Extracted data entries
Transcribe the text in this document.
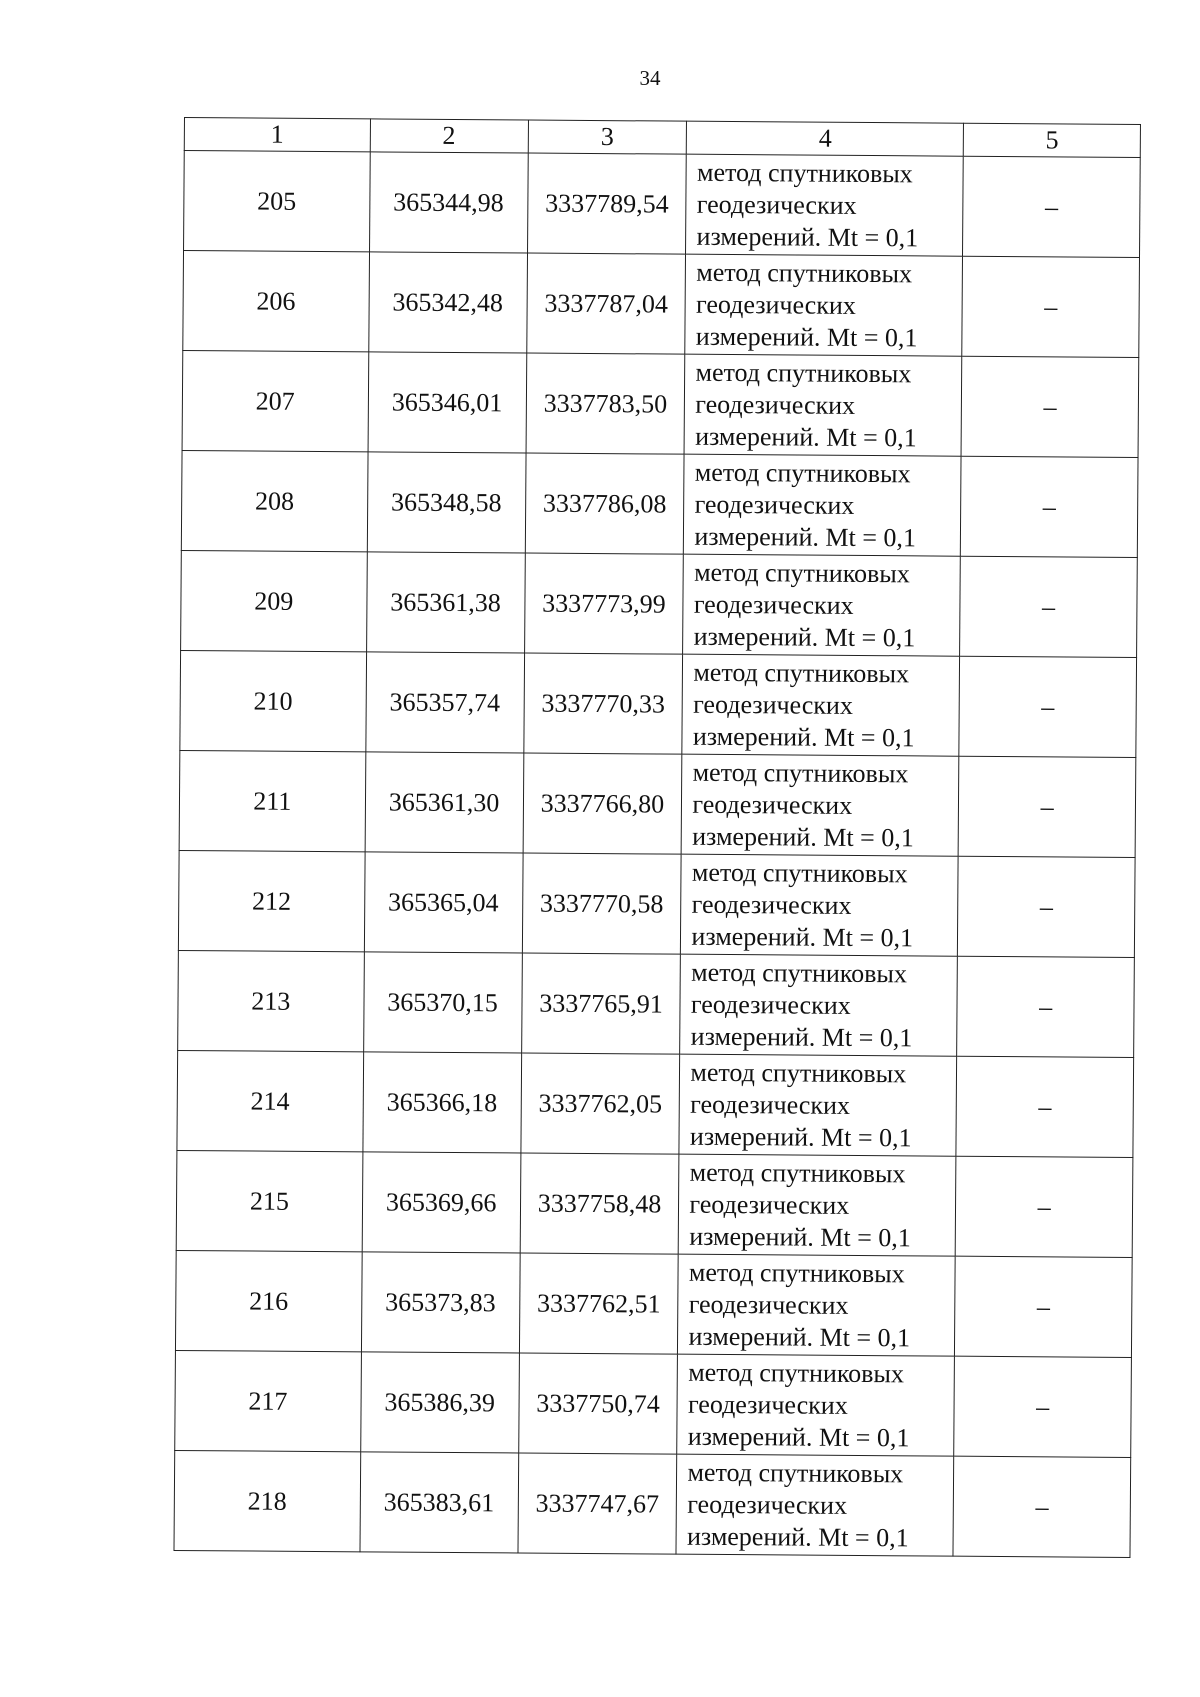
34
1	2	3	4	5
205	365344,98	3337789,54	метод спутниковых
геодезических
измерений. Mt = 0,1	–
206	365342,48	3337787,04	метод спутниковых
геодезических
измерений. Mt = 0,1	–
207	365346,01	3337783,50	метод спутниковых
геодезических
измерений. Mt = 0,1	–
208	365348,58	3337786,08	метод спутниковых
геодезических
измерений. Mt = 0,1	–
209	365361,38	3337773,99	метод спутниковых
геодезических
измерений. Mt = 0,1	–
210	365357,74	3337770,33	метод спутниковых
геодезических
измерений. Mt = 0,1	–
211	365361,30	3337766,80	метод спутниковых
геодезических
измерений. Mt = 0,1	–
212	365365,04	3337770,58	метод спутниковых
геодезических
измерений. Mt = 0,1	–
213	365370,15	3337765,91	метод спутниковых
геодезических
измерений. Mt = 0,1	–
214	365366,18	3337762,05	метод спутниковых
геодезических
измерений. Mt = 0,1	–
215	365369,66	3337758,48	метод спутниковых
геодезических
измерений. Mt = 0,1	–
216	365373,83	3337762,51	метод спутниковых
геодезических
измерений. Mt = 0,1	–
217	365386,39	3337750,74	метод спутниковых
геодезических
измерений. Mt = 0,1	–
218	365383,61	3337747,67	метод спутниковых
геодезических
измерений. Mt = 0,1	–
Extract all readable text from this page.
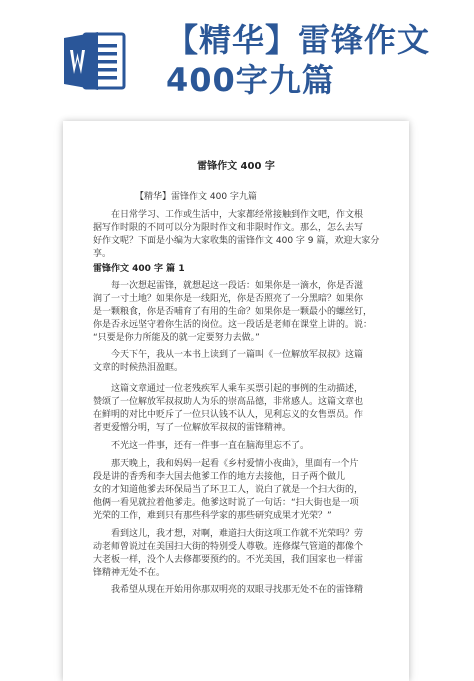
【精华】雷锋作文
400字九篇
雷锋作文 400 字
【精华】雷锋作文 400 字九篇
在日常学习、工作或生活中，大家都经常接触到作文吧，作文根
据写作时限的不同可以分为限时作文和非限时作文。那么，怎么去写
好作文呢？下面是小编为大家收集的雷锋作文 400 字 9 篇，欢迎大家分
享。
雷锋作文 400 字 篇 1
每一次想起雷锋，就想起这一段话：如果你是一滴水，你是否滋
润了一寸土地？如果你是一线阳光，你是否照亮了一分黑暗？如果你
是一颗粮食，你是否哺育了有用的生命？如果你是一颗最小的螺丝钉，
你是否永远坚守着你生活的岗位。这一段话是老师在课堂上讲的。说：
“只要是你力所能及的就一定要努力去做。”
今天下午，我从一本书上读到了一篇叫《一位解放军叔叔》这篇
文章的时候热泪盈眶。
这篇文章通过一位老残疾军人乘车买票引起的事例的生动描述，
赞颂了一位解放军叔叔助人为乐的崇高品德，非常感人。这篇文章也
在鲜明的对比中贬斥了一位只认钱不认人，见利忘义的女售票员。作
者更爱憎分明，写了一位解放军叔叔的雷锋精神。
不光这一件事，还有一件事一直在脑海里忘不了。
那天晚上，我和妈妈一起看《乡村爱情小夜曲》，里面有一个片
段是讲的香秀和李大国去他爹工作的地方去接他，日子两个做儿
女的才知道他爹去环保局当了环卫工人，说白了就是一个扫大街的，
他俩一看见就拉着他爹走。他爹这时说了一句话：“扫大街也是一项
光荣的工作，难到只有那些科学家的那些研究成果才光荣？”
看到这儿，我才想，对啊，难道扫大街这项工作就不光荣吗？劳
动老师曾说过在美国扫大街的特别受人尊敬。连修煤气管道的都像个
大老板一样，没个人去修都要预约的。不光美国，我们国家也一样雷
锋精神无处不在。
我希望从现在开始用你那双明亮的双眼寻找那无处不在的雷锋精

▶ _Description of the task_
In the records above, tally the lines where the word "this" appears, and give the number and nothing else.

▶ _Result of the task_
2